- Dataset records -
┏━━

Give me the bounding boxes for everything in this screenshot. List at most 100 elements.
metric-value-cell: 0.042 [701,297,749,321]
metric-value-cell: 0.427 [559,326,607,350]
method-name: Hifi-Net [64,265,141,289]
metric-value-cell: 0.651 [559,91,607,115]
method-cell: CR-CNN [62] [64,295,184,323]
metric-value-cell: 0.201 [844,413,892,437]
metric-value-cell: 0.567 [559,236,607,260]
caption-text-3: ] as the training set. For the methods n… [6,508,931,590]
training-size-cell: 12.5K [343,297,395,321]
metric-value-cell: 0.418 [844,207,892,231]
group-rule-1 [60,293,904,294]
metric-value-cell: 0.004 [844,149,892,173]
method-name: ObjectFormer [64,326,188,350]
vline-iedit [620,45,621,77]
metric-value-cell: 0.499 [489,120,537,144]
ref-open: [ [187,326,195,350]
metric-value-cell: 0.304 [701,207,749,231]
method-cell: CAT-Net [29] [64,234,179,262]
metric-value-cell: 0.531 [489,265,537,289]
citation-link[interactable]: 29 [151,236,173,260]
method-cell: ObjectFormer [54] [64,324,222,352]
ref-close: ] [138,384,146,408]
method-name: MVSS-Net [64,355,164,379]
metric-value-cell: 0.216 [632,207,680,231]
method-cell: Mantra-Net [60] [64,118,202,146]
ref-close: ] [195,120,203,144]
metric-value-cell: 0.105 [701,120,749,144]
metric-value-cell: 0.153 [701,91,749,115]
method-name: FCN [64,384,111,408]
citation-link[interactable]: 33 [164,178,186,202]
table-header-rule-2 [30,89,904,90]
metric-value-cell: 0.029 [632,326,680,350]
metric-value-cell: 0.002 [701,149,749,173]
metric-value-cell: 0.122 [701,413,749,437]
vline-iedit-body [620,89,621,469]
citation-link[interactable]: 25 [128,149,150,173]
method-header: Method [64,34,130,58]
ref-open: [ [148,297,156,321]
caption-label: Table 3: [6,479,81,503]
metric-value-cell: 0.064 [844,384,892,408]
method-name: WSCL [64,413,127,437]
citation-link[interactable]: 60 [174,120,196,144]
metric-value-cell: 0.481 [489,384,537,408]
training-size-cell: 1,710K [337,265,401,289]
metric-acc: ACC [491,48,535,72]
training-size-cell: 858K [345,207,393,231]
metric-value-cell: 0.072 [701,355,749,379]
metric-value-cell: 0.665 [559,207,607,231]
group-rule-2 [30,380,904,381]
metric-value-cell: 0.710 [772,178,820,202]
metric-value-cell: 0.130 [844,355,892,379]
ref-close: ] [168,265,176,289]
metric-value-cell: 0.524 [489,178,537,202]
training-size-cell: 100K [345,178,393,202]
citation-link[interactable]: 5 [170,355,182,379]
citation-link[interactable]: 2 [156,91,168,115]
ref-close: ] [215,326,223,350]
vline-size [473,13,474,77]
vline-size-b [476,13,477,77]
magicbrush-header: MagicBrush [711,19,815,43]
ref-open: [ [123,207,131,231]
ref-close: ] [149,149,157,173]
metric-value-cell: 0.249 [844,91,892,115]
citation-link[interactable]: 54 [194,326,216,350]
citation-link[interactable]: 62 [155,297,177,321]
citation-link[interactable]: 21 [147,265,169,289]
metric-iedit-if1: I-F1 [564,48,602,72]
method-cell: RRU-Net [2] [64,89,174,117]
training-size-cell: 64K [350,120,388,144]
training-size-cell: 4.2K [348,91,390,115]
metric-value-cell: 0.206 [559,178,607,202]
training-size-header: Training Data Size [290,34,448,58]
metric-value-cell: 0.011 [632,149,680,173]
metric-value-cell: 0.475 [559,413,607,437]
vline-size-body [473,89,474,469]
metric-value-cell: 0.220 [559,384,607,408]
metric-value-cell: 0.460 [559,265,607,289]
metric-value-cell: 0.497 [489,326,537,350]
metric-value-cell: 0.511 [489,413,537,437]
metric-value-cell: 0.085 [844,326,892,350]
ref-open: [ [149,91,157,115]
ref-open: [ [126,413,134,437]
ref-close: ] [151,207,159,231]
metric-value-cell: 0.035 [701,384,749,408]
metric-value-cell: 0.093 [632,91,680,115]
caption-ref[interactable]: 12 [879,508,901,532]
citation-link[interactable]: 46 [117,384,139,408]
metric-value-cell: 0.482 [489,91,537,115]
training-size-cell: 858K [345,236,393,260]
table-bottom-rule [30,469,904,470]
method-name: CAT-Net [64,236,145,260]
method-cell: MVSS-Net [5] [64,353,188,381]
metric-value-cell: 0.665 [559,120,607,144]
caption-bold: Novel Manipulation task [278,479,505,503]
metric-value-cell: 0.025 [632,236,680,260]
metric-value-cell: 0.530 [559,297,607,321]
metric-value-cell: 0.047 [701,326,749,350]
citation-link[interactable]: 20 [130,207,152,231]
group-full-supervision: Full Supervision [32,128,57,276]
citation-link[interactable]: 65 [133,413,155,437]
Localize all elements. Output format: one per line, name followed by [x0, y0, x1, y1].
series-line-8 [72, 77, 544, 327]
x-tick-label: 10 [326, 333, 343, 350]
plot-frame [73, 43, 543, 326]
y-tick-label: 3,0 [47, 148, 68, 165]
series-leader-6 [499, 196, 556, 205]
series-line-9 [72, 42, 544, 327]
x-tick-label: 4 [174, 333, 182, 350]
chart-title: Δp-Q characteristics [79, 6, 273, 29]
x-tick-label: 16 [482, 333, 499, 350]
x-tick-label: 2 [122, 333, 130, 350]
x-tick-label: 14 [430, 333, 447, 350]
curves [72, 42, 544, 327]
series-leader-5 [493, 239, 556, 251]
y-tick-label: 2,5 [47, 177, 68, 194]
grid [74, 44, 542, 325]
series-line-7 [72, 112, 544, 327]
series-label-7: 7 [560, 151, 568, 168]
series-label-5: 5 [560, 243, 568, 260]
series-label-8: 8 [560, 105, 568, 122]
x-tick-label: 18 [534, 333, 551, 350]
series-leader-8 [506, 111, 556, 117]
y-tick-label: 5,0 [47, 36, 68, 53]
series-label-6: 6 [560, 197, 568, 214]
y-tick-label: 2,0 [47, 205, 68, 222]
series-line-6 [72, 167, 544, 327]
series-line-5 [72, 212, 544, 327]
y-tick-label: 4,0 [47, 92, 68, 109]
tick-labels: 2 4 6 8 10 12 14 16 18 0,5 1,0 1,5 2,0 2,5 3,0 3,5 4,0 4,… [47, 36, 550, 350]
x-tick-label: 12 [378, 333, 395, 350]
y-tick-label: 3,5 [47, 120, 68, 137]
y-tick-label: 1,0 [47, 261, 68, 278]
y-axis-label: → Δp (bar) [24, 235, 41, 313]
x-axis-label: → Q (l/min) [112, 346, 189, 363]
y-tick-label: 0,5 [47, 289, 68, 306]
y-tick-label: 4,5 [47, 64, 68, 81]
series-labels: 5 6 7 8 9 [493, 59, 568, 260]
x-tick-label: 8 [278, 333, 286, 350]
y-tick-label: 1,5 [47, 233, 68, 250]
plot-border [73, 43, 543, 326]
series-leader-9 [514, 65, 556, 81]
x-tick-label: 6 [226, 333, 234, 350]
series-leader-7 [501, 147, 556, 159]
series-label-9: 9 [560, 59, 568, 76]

┗━━

- Aim of the exercise -
Reproduce the rows verbatim, from the first one through the line that contains "method-cell: CAT-Net [29] [64,234,179,262]", including that line.

- Correct result -
Give me the bounding boxes for everything in this screenshot. List at most 100 elements.
metric-value-cell: 0.042 [701,297,749,321]
metric-value-cell: 0.427 [559,326,607,350]
method-name: Hifi-Net [64,265,141,289]
metric-value-cell: 0.651 [559,91,607,115]
method-cell: CR-CNN [62] [64,295,184,323]
metric-value-cell: 0.201 [844,413,892,437]
metric-value-cell: 0.567 [559,236,607,260]
caption-text-3: ] as the training set. For the methods n… [6,508,931,590]
training-size-cell: 12.5K [343,297,395,321]
metric-value-cell: 0.418 [844,207,892,231]
group-rule-1 [60,293,904,294]
metric-value-cell: 0.004 [844,149,892,173]
method-name: ObjectFormer [64,326,188,350]
vline-iedit [620,45,621,77]
metric-value-cell: 0.499 [489,120,537,144]
ref-open: [ [187,326,195,350]
metric-value-cell: 0.304 [701,207,749,231]
method-cell: CAT-Net [29] [64,234,179,262]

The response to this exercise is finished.